READING TEXT:
..........

And, if all that was not sufficient to argue for an outlier award, we know his family was far from mundane and usual. His father, Zechariah, an elderly priest struck dumb for not obey the Lord; and his mother, Mary, infertile for years and yet pregnant in her… “more senior” years.

And, in yet another effort to secure this outlier award, consider the strange conversation between the respected religious leaders and this weird and outré prophet. They can make no sense of his identity and to their questions he responds “I am not… I am not… No”. And they can make no sense of his mission for, in God’s name, what are you doing baptizing?

Years ago I remember I was visiting door to door in an English parish. One young lady invited me in and I sat with her two sisters and mother. I was asked, of course, “Vicar, would you like some tea?” We had tea, talked a little, I said a prayer and left. Later that week, I saw the mother. She told me, “Oh, my daughters loved your visit. They told me, ‘All the other vicars were so normal’”. John was not normal!

And the outlier theme appears also in our first reading from Isaiah.

Isaiah 61 (as Ann-Marie said last week) is written maybe by the man Isaiah or maybe a school of students and disciples writing in the spirit, in the nature, of Isaiah.

Isaiah 61:1 begins, “The Spirit of the Lord is upon me…” but who, please, is this “me”. And for centuries scholars have debated whether this is the prophet, the people or (with a glorious long-distance view) the person of Jesus. Well, when faced with such choices in Scripture, my tendency is to open arms wide and embrace them all.

The prophet himself, the people of Israel, and the baby Jesus are each of them quite clearly outliers; they carry a message to a surprised, if not shocked, listening community. How absolutely stunning that such outliers (from single prophet to baby Jesus) can carry such ministries to a starving, aching, frantic world…
good news to the oppressed, solace for the brokenhearted, liberty to captives, release to prisoners. Oh indeed these blessed outliers know what it is to pray such a prayer as, “Stir up, O Lord, and with great might come among us…”.

This past week, reading the story of Amos in Morning Prayer (Amos 7:10-17), I encountered that angry passage in which Amaziah (the archetype of tradition, of boring normalcy) is persuading the king to expel Amos – a strange and defiant prophet without standing. To Amaziah’s tirade, Amos utters these priceless words, “Yes, I am no prophet, I am a herdsman and a dresser of sycamore trees.” Such occupations were not commonly exhibited at the tables of Amaziah and yet… and yet, this outlier was the one the Lord called, this outlier to whom the Lord spoke and this outlier to whom the Lord gave his message.

In our Advent Devotion Book (Living Well Through Advent), Anne Lamott writes this (December 13); “This is our goal as writers, I think; to help others have this sense of – please forgive me – wonder, of seeing things anew, things that can catch us off guard, that break in on our small, bordered worlds. When this happens, everything feels more spacious.” “Things that can catch us off guard…” – the unique role of the outlier.

..........

LIST OF TASKS:
a - According to the sermon, why did the daughters in the English parish love the vicar's visit? Answer in one to three sentences.
b - Echo the sermon from "This past week, reading" to "gave his message.".
c - Carry on the sermon about outliers from the point where it stops.

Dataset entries

..........

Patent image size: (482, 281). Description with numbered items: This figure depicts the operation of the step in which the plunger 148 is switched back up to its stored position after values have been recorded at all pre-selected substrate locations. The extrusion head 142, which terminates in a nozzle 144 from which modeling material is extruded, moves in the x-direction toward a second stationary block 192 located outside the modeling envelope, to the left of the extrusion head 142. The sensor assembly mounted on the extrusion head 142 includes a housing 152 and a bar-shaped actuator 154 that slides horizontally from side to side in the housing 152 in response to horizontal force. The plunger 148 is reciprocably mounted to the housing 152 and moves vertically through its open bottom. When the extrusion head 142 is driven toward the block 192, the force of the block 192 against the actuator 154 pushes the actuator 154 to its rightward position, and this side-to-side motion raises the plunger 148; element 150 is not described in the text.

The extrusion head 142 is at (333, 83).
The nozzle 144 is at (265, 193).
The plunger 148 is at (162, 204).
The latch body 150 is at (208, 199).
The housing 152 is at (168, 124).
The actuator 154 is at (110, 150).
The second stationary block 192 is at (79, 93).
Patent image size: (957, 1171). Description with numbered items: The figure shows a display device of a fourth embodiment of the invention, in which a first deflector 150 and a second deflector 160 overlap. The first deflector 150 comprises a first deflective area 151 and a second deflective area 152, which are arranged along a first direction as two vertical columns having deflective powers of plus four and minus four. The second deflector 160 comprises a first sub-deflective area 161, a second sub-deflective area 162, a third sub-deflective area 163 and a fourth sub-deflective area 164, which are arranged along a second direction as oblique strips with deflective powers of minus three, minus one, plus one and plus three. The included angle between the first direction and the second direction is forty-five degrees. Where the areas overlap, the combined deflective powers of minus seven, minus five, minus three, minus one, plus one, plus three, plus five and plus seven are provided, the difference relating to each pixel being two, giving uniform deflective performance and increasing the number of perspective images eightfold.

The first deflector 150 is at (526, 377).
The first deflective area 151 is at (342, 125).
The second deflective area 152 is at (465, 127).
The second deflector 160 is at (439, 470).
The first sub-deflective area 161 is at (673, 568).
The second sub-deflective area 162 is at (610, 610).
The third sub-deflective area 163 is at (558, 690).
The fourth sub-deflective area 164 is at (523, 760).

..........

RESPONSES PER TASK:
a - The daughters loved the visit because, as they told their mother, all the other vicars had been so normal. The story supports the sermon's point that John was not normal.

b -
This past week, reading the story of Amos in Morning Prayer (Amos 7:10-17), I encountered that angry passage in which Amaziah (the archetype of tradition, of boring normalcy) is persuading the king to expel Amos – a strange and defiant prophet without standing. To Amaziah’s tirade, Amos utters these priceless words, “Yes, I am no prophet, I am a herdsman and a dresser of sycamore trees.” Such occupations were not commonly exhibited at the tables of Amaziah and yet… and yet, this outlier was the one the Lord called, this outlier to whom the Lord spoke and this outlier to whom the Lord gave his message.

c -
Friends, preparing this sermon and thinking about the “outlier” – it occured to me (clearly, strongly, eloquently and with no little pain) that from time to time, if not often, we find ourselves (unwillingly, unhappily) as the outlier… or, at least, that is our sense of ourselves. Please may I, may you, at such times find some comfort (delight may take a little long) knowing that it is in the heart, soul and mind of the Lord to walk with the outlier and find for them a purpose, a goal, a mission.

Yesterday, toward the end of day, I came across a folk song by Bob Franke; now 76 and living in Massachusetts. By the wonders of Jim, we will now hear the song and the lyrics are on the sheet.

In these final days before Christmas, when sometimes great expectations are not accompanied by great resources, when you are feeling in your soul or observing with your eyes an outlier… and you know not what to do… pray this prayer, it matters not whether it is prayed in feeble timbre or with confident tone… “Stir up your power, O Lord, and with great might come among us”. Let this be out Advent experience. AMEN

Click here for Bob Franke’s song: https://www.youtube.com/watch?v=S7Nhwo_7lSY

And the lyrics:

Music and Words by Bob Franke
The world may no longer stand
The heart is a desert land,
With horror on every hand.
While the hope of the poor fades away.

Our words have an empty ring
They don’t seem to mean a thing,
With voices too scared to sing
As the night consumes the day.

Stir up Your power, O Lord.
Here is this hour, O Lord.
Stir up your power, O Lord,
Let your living waters roll.

Lord, may your will be done.
Lord, may your kingdom come.
Stir up your power, O Lord.
And restore our weary souls.

We stumble from year to year
Our minds overcome with fear,
With ears that no longer hear,
And with eyes like polished stone.

The earth groans beneath our need
Poisoned by human greed
With too many mouths to feed
That are doomed to die alone.

Stir up Your power, O Lord.
Here is this hour, O Lord.
Stir up your power, O Lord,
Let your living waters roll.

Lord, may your will be done.
Lord, may your kingdom come.
Stir up your power, O Lord.
And restore our weary souls.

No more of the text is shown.